Extracted data entries.
**********
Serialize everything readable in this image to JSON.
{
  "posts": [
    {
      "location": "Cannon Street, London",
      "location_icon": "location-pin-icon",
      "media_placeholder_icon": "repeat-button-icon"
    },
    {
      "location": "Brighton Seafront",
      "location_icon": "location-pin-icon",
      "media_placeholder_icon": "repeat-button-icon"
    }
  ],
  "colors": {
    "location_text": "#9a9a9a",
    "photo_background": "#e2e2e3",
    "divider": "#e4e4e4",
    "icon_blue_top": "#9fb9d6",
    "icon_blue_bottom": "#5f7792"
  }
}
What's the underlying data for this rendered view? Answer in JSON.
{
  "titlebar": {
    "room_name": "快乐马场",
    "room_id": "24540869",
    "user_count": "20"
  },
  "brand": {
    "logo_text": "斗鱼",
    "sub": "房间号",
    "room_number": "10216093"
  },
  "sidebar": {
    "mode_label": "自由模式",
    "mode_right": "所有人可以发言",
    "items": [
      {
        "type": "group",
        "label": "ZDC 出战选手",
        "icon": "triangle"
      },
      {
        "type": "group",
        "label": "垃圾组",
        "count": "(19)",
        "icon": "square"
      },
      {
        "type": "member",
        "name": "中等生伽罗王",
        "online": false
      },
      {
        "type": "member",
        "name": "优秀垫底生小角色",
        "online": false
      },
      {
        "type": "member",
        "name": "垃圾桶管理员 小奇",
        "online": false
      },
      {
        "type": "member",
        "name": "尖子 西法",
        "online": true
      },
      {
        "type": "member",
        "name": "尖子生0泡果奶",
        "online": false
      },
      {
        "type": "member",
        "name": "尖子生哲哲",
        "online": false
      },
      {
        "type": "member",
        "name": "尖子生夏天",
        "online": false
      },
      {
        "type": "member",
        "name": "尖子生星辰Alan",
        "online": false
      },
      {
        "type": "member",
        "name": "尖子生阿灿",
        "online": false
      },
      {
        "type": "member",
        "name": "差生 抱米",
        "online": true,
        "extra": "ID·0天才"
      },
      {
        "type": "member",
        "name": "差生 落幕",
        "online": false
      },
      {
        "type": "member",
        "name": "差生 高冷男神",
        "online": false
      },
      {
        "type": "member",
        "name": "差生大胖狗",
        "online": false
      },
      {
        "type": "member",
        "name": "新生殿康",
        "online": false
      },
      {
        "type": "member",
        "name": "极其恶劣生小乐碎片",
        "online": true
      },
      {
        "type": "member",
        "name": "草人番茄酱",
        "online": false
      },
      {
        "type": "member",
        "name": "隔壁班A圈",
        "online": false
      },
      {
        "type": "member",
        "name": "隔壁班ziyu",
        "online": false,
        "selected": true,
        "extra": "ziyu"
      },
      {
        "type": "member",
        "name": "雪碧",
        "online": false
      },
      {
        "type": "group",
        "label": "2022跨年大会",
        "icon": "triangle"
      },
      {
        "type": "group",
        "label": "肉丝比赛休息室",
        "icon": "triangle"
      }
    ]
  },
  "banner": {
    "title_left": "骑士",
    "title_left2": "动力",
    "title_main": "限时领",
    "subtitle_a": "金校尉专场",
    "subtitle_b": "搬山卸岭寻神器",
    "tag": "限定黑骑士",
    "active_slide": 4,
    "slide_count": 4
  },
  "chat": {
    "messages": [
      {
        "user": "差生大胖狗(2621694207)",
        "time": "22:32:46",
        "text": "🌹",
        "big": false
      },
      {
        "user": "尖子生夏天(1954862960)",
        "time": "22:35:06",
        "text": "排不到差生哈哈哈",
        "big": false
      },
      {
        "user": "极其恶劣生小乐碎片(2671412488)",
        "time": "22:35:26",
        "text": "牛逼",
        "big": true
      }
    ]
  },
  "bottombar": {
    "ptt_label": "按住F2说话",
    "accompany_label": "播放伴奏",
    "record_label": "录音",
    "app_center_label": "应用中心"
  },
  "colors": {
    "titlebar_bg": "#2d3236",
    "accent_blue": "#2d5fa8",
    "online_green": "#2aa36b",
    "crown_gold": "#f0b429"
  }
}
**********
EXERCISE BRIEF. What is needed here is an exact reproduction of all the entries.

TASK RESPONSE.
Serialize everything readable in this image to JSON.
{
  "posts": [
    {
      "location": "Cannon Street, London",
      "location_icon": "location-pin-icon",
      "media_placeholder_icon": "repeat-button-icon"
    },
    {
      "location": "Brighton Seafront",
      "location_icon": "location-pin-icon",
      "media_placeholder_icon": "repeat-button-icon"
    }
  ],
  "colors": {
    "location_text": "#9a9a9a",
    "photo_background": "#e2e2e3",
    "divider": "#e4e4e4",
    "icon_blue_top": "#9fb9d6",
    "icon_blue_bottom": "#5f7792"
  }
}
What's the underlying data for this rendered view? Answer in JSON.
{
  "titlebar": {
    "room_name": "快乐马场",
    "room_id": "24540869",
    "user_count": "20"
  },
  "brand": {
    "logo_text": "斗鱼",
    "sub": "房间号",
    "room_number": "10216093"
  },
  "sidebar": {
    "mode_label": "自由模式",
    "mode_right": "所有人可以发言",
    "items": [
      {
        "type": "group",
        "label": "ZDC 出战选手",
        "icon": "triangle"
      },
      {
        "type": "group",
        "label": "垃圾组",
        "count": "(19)",
        "icon": "square"
      },
      {
        "type": "member",
        "name": "中等生伽罗王",
        "online": false
      },
      {
        "type": "member",
        "name": "优秀垫底生小角色",
        "online": false
      },
      {
        "type": "member",
        "name": "垃圾桶管理员 小奇",
        "online": false
      },
      {
        "type": "member",
        "name": "尖子 西法",
        "online": true
      },
      {
        "type": "member",
        "name": "尖子生0泡果奶",
        "online": false
      },
      {
        "type": "member",
        "name": "尖子生哲哲",
        "online": false
      },
      {
        "type": "member",
        "name": "尖子生夏天",
        "online": false
      },
      {
        "type": "member",
        "name": "尖子生星辰Alan",
        "online": false
      },
      {
        "type": "member",
        "name": "尖子生阿灿",
        "online": false
      },
      {
        "type": "member",
        "name": "差生 抱米",
        "online": true,
        "extra": "ID·0天才"
      },
      {
        "type": "member",
        "name": "差生 落幕",
        "online": false
      },
      {
        "type": "member",
        "name": "差生 高冷男神",
        "online": false
      },
      {
        "type": "member",
        "name": "差生大胖狗",
        "online": false
      },
      {
        "type": "member",
        "name": "新生殿康",
        "online": false
      },
      {
        "type": "member",
        "name": "极其恶劣生小乐碎片",
        "online": true
      },
      {
        "type": "member",
        "name": "草人番茄酱",
        "online": false
      },
      {
        "type": "member",
        "name": "隔壁班A圈",
        "online": false
      },
      {
        "type": "member",
        "name": "隔壁班ziyu",
        "online": false,
        "selected": true,
        "extra": "ziyu"
      },
      {
        "type": "member",
        "name": "雪碧",
        "online": false
      },
      {
        "type": "group",
        "label": "2022跨年大会",
        "icon": "triangle"
      },
      {
        "type": "group",
        "label": "肉丝比赛休息室",
        "icon": "triangle"
      }
    ]
  },
  "banner": {
    "title_left": "骑士",
    "title_left2": "动力",
    "title_main": "限时领",
    "subtitle_a": "金校尉专场",
    "subtitle_b": "搬山卸岭寻神器",
    "tag": "限定黑骑士",
    "active_slide": 4,
    "slide_count": 4
  },
  "chat": {
    "messages": [
      {
        "user": "差生大胖狗(2621694207)",
        "time": "22:32:46",
        "text": "🌹",
        "big": false
      },
      {
        "user": "尖子生夏天(1954862960)",
        "time": "22:35:06",
        "text": "排不到差生哈哈哈",
        "big": false
      },
      {
        "user": "极其恶劣生小乐碎片(2671412488)",
        "time": "22:35:26",
        "text": "牛逼",
        "big": true
      }
    ]
  },
  "bottombar": {
    "ptt_label": "按住F2说话",
    "accompany_label": "播放伴奏",
    "record_label": "录音",
    "app_center_label": "应用中心"
  },
  "colors": {
    "titlebar_bg": "#2d3236",
    "accent_blue": "#2d5fa8",
    "online_green": "#2aa36b",
    "crown_gold": "#f0b429"
  }
}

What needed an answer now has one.